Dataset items
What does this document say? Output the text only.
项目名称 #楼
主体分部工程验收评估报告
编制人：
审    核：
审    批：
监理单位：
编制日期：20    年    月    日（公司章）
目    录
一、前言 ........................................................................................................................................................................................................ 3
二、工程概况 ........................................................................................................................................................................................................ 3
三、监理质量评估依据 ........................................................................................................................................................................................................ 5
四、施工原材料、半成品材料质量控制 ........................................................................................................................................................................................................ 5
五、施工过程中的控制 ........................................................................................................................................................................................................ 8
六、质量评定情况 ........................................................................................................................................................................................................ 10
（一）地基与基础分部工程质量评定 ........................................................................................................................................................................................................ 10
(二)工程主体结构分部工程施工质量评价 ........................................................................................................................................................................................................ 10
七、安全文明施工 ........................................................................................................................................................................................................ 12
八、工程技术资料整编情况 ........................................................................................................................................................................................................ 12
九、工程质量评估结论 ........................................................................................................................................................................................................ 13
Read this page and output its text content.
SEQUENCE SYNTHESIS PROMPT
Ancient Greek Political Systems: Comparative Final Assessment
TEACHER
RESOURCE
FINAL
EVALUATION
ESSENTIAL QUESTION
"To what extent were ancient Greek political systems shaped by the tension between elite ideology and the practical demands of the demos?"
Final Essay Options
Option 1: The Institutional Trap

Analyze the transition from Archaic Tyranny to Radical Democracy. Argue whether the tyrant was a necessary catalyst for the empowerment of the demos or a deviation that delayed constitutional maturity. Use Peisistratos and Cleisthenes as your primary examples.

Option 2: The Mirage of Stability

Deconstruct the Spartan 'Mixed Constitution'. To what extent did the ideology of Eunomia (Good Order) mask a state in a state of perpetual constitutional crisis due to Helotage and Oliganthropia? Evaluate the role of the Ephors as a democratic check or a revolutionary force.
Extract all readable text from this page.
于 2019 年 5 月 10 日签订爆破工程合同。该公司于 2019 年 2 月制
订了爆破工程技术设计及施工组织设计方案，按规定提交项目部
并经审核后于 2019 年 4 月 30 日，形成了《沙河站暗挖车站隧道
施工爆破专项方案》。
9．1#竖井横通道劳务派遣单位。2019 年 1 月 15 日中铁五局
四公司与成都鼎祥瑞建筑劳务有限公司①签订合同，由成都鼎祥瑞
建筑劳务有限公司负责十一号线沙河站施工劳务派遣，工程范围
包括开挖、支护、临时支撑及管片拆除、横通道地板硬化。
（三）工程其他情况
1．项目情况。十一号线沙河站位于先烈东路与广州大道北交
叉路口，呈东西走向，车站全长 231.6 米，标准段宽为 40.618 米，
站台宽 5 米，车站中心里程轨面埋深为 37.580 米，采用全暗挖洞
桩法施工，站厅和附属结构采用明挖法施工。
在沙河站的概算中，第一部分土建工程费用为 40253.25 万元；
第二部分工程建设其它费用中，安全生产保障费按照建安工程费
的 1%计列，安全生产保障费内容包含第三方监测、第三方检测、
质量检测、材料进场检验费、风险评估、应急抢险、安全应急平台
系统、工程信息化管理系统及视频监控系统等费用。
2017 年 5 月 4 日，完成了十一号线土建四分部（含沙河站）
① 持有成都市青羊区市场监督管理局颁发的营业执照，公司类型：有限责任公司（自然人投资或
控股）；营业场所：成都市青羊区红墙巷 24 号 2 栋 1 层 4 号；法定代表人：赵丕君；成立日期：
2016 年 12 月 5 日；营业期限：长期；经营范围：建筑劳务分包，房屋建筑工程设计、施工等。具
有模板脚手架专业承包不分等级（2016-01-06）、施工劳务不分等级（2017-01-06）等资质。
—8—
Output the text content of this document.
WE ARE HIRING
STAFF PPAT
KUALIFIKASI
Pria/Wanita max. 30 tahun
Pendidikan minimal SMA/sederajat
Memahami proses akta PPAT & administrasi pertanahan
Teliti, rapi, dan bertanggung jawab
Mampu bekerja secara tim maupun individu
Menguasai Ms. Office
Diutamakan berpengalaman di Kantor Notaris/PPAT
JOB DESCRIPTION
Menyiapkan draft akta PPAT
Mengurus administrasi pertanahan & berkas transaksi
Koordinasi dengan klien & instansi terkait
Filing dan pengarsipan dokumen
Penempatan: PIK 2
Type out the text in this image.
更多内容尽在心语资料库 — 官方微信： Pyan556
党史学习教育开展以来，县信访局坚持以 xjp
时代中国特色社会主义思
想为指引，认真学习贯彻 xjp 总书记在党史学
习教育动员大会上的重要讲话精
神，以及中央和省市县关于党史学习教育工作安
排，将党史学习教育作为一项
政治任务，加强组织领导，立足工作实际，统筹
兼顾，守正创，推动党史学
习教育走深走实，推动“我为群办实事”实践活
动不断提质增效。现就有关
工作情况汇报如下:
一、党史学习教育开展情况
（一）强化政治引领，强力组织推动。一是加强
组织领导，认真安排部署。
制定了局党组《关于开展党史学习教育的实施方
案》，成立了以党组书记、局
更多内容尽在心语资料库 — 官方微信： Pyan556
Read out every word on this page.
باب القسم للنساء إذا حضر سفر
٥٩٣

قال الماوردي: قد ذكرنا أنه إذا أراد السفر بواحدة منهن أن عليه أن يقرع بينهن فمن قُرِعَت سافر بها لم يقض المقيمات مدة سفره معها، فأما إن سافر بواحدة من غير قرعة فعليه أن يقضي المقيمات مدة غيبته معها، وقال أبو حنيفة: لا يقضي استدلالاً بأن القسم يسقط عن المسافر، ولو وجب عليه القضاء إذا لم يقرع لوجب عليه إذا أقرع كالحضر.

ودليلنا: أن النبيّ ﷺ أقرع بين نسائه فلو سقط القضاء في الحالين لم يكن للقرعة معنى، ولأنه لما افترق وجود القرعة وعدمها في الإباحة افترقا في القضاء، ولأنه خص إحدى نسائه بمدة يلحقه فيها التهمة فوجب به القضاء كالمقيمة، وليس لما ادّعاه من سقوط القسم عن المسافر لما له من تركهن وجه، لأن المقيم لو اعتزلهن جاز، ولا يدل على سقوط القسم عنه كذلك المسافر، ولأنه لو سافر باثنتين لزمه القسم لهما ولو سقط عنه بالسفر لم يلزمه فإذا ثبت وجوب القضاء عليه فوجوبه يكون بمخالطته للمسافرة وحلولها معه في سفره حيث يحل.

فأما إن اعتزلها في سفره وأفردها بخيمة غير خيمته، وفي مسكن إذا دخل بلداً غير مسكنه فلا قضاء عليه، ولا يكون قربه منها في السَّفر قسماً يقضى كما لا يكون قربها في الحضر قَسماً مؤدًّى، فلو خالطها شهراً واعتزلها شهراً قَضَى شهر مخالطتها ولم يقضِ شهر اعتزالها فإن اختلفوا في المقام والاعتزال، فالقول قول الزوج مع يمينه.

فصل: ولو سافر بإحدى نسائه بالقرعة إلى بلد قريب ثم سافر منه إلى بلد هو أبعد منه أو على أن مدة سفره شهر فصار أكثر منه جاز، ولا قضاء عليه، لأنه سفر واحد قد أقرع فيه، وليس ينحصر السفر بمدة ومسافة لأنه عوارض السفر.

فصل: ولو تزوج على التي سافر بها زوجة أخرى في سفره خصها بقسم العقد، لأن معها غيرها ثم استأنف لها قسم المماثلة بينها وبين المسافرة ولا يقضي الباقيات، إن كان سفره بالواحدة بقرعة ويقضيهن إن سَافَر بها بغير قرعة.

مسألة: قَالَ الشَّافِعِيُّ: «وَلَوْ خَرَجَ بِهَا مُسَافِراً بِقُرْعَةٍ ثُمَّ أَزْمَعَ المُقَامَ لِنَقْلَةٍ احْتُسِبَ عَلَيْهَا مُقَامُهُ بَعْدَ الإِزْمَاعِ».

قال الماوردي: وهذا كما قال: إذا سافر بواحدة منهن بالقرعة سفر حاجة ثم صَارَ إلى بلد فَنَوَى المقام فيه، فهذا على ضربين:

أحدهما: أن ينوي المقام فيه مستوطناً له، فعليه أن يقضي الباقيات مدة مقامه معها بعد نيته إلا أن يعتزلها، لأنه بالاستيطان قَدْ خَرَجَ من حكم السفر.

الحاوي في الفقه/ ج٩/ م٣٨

▸ **Required work**
Return only the lines running from the line with "Read out every word on this page." to the last line of the records, both included, exactly as written.

▸ **Response to the exercise**
Read out every word on this page.
باب القسم للنساء إذا حضر سفر
٥٩٣

قال الماوردي: قد ذكرنا أنه إذا أراد السفر بواحدة منهن أن عليه أن يقرع بينهن فمن قُرِعَت سافر بها لم يقض المقيمات مدة سفره معها، فأما إن سافر بواحدة من غير قرعة فعليه أن يقضي المقيمات مدة غيبته معها، وقال أبو حنيفة: لا يقضي استدلالاً بأن القسم يسقط عن المسافر، ولو وجب عليه القضاء إذا لم يقرع لوجب عليه إذا أقرع كالحضر.

ودليلنا: أن النبيّ ﷺ أقرع بين نسائه فلو سقط القضاء في الحالين لم يكن للقرعة معنى، ولأنه لما افترق وجود القرعة وعدمها في الإباحة افترقا في القضاء، ولأنه خص إحدى نسائه بمدة يلحقه فيها التهمة فوجب به القضاء كالمقيمة، وليس لما ادّعاه من سقوط القسم عن المسافر لما له من تركهن وجه، لأن المقيم لو اعتزلهن جاز، ولا يدل على سقوط القسم عنه كذلك المسافر، ولأنه لو سافر باثنتين لزمه القسم لهما ولو سقط عنه بالسفر لم يلزمه فإذا ثبت وجوب القضاء عليه فوجوبه يكون بمخالطته للمسافرة وحلولها معه في سفره حيث يحل.

فأما إن اعتزلها في سفره وأفردها بخيمة غير خيمته، وفي مسكن إذا دخل بلداً غير مسكنه فلا قضاء عليه، ولا يكون قربه منها في السَّفر قسماً يقضى كما لا يكون قربها في الحضر قَسماً مؤدًّى، فلو خالطها شهراً واعتزلها شهراً قَضَى شهر مخالطتها ولم يقضِ شهر اعتزالها فإن اختلفوا في المقام والاعتزال، فالقول قول الزوج مع يمينه.

فصل: ولو سافر بإحدى نسائه بالقرعة إلى بلد قريب ثم سافر منه إلى بلد هو أبعد منه أو على أن مدة سفره شهر فصار أكثر منه جاز، ولا قضاء عليه، لأنه سفر واحد قد أقرع فيه، وليس ينحصر السفر بمدة ومسافة لأنه عوارض السفر.

فصل: ولو تزوج على التي سافر بها زوجة أخرى في سفره خصها بقسم العقد، لأن معها غيرها ثم استأنف لها قسم المماثلة بينها وبين المسافرة ولا يقضي الباقيات، إن كان سفره بالواحدة بقرعة ويقضيهن إن سَافَر بها بغير قرعة.

مسألة: قَالَ الشَّافِعِيُّ: «وَلَوْ خَرَجَ بِهَا مُسَافِراً بِقُرْعَةٍ ثُمَّ أَزْمَعَ المُقَامَ لِنَقْلَةٍ احْتُسِبَ عَلَيْهَا مُقَامُهُ بَعْدَ الإِزْمَاعِ».

قال الماوردي: وهذا كما قال: إذا سافر بواحدة منهن بالقرعة سفر حاجة ثم صَارَ إلى بلد فَنَوَى المقام فيه، فهذا على ضربين:

أحدهما: أن ينوي المقام فيه مستوطناً له، فعليه أن يقضي الباقيات مدة مقامه معها بعد نيته إلا أن يعتزلها، لأنه بالاستيطان قَدْ خَرَجَ من حكم السفر.

الحاوي في الفقه/ ج٩/ م٣٨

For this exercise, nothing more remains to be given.